● **DO THIS**
State how many lines of the entries hold the string "korig". Reply with the number alone.

------------------------------------------------------------

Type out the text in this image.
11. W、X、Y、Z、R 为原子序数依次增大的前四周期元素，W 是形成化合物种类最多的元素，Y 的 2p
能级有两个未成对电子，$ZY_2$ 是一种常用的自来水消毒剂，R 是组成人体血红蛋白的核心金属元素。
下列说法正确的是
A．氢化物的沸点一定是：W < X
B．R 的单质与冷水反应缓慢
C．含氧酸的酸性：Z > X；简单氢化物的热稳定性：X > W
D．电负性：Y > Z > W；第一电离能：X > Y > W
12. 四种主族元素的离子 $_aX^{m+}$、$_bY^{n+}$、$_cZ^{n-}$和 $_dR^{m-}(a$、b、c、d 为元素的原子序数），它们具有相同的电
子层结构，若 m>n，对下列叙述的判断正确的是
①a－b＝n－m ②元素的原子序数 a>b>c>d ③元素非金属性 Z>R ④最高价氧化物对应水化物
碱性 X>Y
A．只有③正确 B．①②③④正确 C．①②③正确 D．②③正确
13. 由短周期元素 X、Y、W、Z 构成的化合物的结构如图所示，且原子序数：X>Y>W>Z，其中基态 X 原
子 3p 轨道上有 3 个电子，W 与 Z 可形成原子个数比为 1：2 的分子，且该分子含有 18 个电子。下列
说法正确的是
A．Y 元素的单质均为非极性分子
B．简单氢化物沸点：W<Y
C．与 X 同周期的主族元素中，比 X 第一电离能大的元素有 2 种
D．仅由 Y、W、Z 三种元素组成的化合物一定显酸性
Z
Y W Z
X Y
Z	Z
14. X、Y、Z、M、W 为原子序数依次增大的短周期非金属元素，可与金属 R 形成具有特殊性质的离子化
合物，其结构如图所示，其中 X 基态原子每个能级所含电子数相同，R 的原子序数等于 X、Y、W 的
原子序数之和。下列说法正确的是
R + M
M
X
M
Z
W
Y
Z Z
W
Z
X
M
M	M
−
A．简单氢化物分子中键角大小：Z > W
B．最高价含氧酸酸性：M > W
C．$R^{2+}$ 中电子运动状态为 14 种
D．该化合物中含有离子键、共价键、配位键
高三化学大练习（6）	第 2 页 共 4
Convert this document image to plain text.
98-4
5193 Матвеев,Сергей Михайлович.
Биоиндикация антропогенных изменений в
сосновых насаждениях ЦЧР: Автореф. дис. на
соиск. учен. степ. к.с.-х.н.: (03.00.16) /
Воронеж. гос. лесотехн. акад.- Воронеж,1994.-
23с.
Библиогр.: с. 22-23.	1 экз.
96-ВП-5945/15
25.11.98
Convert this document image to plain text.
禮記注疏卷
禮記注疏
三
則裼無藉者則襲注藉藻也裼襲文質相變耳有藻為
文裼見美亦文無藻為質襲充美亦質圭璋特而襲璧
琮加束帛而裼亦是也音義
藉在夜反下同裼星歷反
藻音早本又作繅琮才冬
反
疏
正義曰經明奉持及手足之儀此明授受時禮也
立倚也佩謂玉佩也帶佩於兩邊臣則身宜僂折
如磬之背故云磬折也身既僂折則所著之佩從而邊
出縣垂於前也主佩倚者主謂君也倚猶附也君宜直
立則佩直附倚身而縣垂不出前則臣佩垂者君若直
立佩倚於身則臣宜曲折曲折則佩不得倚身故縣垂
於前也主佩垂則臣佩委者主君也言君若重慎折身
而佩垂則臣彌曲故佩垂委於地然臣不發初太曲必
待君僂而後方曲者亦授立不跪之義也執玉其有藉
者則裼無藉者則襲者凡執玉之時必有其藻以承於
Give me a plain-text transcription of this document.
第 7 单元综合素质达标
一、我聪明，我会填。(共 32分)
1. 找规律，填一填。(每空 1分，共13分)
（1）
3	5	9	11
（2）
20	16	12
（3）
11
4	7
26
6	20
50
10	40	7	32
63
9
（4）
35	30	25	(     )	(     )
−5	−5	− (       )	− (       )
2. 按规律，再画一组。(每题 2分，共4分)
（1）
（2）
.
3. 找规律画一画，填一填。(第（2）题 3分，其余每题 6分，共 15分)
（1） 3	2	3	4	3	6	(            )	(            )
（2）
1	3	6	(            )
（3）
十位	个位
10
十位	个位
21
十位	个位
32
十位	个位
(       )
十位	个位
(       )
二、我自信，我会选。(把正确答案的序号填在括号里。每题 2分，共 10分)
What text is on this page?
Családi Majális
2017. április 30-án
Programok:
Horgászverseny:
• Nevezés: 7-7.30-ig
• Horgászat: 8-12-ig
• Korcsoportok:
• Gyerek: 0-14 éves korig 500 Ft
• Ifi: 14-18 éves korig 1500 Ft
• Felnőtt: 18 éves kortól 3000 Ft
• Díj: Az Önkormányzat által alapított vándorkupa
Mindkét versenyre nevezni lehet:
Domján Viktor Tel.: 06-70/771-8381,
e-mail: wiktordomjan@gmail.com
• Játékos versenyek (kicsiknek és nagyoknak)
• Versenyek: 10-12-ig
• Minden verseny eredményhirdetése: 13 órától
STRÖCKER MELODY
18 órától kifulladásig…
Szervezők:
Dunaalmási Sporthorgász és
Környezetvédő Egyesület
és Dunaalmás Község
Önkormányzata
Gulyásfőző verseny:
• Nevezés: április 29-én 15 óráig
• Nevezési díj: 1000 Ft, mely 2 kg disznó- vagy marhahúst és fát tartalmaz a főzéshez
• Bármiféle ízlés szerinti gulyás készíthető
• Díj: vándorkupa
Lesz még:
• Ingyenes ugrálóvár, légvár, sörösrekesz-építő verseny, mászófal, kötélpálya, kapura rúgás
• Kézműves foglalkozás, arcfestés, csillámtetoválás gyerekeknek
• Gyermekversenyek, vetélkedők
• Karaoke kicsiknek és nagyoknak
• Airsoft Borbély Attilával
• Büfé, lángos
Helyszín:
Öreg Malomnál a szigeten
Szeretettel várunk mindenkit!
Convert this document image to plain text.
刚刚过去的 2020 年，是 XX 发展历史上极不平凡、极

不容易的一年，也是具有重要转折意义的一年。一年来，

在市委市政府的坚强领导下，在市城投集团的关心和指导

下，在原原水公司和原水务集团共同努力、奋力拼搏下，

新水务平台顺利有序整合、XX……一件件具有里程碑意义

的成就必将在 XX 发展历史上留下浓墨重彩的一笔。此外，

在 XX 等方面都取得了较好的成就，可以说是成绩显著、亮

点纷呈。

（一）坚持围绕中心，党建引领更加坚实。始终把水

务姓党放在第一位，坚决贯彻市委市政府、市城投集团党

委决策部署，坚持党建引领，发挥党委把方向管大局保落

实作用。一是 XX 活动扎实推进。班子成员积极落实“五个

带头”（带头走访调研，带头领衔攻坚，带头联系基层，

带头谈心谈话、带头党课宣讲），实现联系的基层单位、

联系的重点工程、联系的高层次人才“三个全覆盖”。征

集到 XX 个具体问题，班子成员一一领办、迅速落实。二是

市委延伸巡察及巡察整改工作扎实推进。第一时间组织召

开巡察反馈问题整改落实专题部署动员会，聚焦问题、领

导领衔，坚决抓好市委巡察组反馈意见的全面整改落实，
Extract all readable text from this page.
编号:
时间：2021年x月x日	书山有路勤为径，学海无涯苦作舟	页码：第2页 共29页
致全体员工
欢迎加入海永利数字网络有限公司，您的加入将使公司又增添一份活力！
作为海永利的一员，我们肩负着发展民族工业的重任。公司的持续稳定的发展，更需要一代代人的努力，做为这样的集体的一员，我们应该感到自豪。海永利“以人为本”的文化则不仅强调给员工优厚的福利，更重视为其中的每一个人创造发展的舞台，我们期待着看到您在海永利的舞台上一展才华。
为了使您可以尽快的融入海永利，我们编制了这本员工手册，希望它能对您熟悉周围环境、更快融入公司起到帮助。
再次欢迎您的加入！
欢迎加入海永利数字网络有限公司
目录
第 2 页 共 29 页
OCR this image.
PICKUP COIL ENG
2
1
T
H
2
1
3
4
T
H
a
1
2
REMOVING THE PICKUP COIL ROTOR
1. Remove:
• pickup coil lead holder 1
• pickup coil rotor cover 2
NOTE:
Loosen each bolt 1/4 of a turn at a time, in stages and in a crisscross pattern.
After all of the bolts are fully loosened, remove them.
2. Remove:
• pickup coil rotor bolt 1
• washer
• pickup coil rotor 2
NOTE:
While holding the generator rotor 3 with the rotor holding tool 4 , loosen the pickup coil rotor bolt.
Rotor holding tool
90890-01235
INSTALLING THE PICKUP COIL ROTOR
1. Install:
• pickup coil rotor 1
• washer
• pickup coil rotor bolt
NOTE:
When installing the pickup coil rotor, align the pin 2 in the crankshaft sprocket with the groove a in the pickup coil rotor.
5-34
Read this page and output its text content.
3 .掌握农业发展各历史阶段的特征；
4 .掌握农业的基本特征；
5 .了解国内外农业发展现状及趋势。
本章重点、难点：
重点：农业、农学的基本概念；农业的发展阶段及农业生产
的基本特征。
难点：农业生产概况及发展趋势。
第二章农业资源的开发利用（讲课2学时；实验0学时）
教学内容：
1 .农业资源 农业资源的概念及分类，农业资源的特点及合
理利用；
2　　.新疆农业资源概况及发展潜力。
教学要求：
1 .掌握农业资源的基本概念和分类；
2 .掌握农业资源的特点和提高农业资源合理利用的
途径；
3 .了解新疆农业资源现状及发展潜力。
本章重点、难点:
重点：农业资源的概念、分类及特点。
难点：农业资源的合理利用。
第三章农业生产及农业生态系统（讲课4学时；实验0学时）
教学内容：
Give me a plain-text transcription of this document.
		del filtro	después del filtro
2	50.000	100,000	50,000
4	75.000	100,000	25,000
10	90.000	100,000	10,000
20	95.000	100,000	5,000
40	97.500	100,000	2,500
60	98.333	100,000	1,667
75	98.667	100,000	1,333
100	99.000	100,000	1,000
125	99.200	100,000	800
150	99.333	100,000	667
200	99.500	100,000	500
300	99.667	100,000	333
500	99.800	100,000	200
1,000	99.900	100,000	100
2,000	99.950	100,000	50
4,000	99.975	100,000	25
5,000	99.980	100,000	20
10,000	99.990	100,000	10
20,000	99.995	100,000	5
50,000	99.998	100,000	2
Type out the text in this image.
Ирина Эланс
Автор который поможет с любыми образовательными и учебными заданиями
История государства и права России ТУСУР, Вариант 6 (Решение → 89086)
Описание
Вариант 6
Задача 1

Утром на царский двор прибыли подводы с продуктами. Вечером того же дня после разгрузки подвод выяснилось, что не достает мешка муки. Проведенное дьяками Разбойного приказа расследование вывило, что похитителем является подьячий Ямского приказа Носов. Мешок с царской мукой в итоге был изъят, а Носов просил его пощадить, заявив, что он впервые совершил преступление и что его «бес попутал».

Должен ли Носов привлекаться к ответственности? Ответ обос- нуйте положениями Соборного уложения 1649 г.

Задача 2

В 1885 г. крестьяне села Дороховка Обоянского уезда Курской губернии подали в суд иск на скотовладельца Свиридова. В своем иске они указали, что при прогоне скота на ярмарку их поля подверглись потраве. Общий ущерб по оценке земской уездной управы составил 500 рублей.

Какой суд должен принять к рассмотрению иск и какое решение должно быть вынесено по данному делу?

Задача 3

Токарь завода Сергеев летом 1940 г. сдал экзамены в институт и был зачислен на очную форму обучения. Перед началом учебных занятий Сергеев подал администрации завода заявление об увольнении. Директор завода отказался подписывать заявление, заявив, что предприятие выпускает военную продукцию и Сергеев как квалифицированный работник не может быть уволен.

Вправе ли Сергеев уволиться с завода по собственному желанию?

------------------------------------------------------------

● **FINAL RESULT**
2